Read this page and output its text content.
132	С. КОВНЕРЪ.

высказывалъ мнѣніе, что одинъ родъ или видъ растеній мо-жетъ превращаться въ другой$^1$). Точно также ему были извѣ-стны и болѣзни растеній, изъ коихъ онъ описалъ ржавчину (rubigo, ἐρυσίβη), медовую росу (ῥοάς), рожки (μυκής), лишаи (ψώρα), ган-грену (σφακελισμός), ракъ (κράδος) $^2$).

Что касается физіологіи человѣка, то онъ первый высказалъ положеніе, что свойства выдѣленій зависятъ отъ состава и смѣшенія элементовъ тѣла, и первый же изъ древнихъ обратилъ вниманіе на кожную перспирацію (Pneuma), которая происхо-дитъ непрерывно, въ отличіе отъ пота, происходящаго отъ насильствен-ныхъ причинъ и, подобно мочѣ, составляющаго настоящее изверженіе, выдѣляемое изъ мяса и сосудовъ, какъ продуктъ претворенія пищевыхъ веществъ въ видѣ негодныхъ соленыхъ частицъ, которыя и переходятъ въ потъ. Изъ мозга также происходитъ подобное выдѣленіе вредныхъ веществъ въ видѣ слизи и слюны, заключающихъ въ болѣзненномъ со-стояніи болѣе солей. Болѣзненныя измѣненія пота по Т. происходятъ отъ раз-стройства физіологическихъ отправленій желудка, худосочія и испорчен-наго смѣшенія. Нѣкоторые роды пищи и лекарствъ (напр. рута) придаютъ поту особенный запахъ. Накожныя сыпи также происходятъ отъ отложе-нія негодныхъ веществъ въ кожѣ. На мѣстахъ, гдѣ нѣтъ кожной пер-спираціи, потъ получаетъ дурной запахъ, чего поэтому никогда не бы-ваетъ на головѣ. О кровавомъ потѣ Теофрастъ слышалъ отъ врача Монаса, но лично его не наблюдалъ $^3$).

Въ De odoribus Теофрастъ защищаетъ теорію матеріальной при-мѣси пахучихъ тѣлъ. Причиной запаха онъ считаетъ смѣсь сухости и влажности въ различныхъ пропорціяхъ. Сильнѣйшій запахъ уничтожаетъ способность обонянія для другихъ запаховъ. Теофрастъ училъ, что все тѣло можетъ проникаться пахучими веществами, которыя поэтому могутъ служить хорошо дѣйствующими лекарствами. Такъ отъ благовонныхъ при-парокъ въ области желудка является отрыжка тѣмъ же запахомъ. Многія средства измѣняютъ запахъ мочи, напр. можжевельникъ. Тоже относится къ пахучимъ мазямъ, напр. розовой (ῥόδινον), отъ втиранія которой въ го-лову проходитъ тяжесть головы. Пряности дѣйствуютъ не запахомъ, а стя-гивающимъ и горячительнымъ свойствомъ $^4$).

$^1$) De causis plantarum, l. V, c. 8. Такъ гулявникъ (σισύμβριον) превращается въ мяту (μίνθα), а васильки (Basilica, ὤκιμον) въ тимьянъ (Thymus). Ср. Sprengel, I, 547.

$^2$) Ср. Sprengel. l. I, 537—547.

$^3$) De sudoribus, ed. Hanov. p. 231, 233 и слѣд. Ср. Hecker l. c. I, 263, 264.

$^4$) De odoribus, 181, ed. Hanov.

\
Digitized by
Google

========

- Set task -
Extract the complete set of records unchanged.

- Task result -
Read this page and output its text content.
132	С. КОВНЕРЪ.

высказывалъ мнѣніе, что одинъ родъ или видъ растеній мо-жетъ превращаться въ другой$^1$). Точно также ему были извѣ-стны и болѣзни растеній, изъ коихъ онъ описалъ ржавчину (rubigo, ἐρυσίβη), медовую росу (ῥοάς), рожки (μυκής), лишаи (ψώρα), ган-грену (σφακελισμός), ракъ (κράδος) $^2$).

Что касается физіологіи человѣка, то онъ первый высказалъ положеніе, что свойства выдѣленій зависятъ отъ состава и смѣшенія элементовъ тѣла, и первый же изъ древнихъ обратилъ вниманіе на кожную перспирацію (Pneuma), которая происхо-дитъ непрерывно, въ отличіе отъ пота, происходящаго отъ насильствен-ныхъ причинъ и, подобно мочѣ, составляющаго настоящее изверженіе, выдѣляемое изъ мяса и сосудовъ, какъ продуктъ претворенія пищевыхъ веществъ въ видѣ негодныхъ соленыхъ частицъ, которыя и переходятъ въ потъ. Изъ мозга также происходитъ подобное выдѣленіе вредныхъ веществъ въ видѣ слизи и слюны, заключающихъ въ болѣзненномъ со-стояніи болѣе солей. Болѣзненныя измѣненія пота по Т. происходятъ отъ раз-стройства физіологическихъ отправленій желудка, худосочія и испорчен-наго смѣшенія. Нѣкоторые роды пищи и лекарствъ (напр. рута) придаютъ поту особенный запахъ. Накожныя сыпи также происходятъ отъ отложе-нія негодныхъ веществъ въ кожѣ. На мѣстахъ, гдѣ нѣтъ кожной пер-спираціи, потъ получаетъ дурной запахъ, чего поэтому никогда не бы-ваетъ на головѣ. О кровавомъ потѣ Теофрастъ слышалъ отъ врача Монаса, но лично его не наблюдалъ $^3$).

Въ De odoribus Теофрастъ защищаетъ теорію матеріальной при-мѣси пахучихъ тѣлъ. Причиной запаха онъ считаетъ смѣсь сухости и влажности въ различныхъ пропорціяхъ. Сильнѣйшій запахъ уничтожаетъ способность обонянія для другихъ запаховъ. Теофрастъ училъ, что все тѣло можетъ проникаться пахучими веществами, которыя поэтому могутъ служить хорошо дѣйствующими лекарствами. Такъ отъ благовонныхъ при-парокъ въ области желудка является отрыжка тѣмъ же запахомъ. Многія средства измѣняютъ запахъ мочи, напр. можжевельникъ. Тоже относится къ пахучимъ мазямъ, напр. розовой (ῥόδινον), отъ втиранія которой въ го-лову проходитъ тяжесть головы. Пряности дѣйствуютъ не запахомъ, а стя-гивающимъ и горячительнымъ свойствомъ $^4$).

$^1$) De causis plantarum, l. V, c. 8. Такъ гулявникъ (σισύμβριον) превращается въ мяту (μίνθα), а васильки (Basilica, ὤκιμον) въ тимьянъ (Thymus). Ср. Sprengel, I, 547.

$^2$) Ср. Sprengel. l. I, 537—547.

$^3$) De sudoribus, ed. Hanov. p. 231, 233 и слѣд. Ср. Hecker l. c. I, 263, 264.

$^4$) De odoribus, 181, ed. Hanov.

\
Digitized by
Google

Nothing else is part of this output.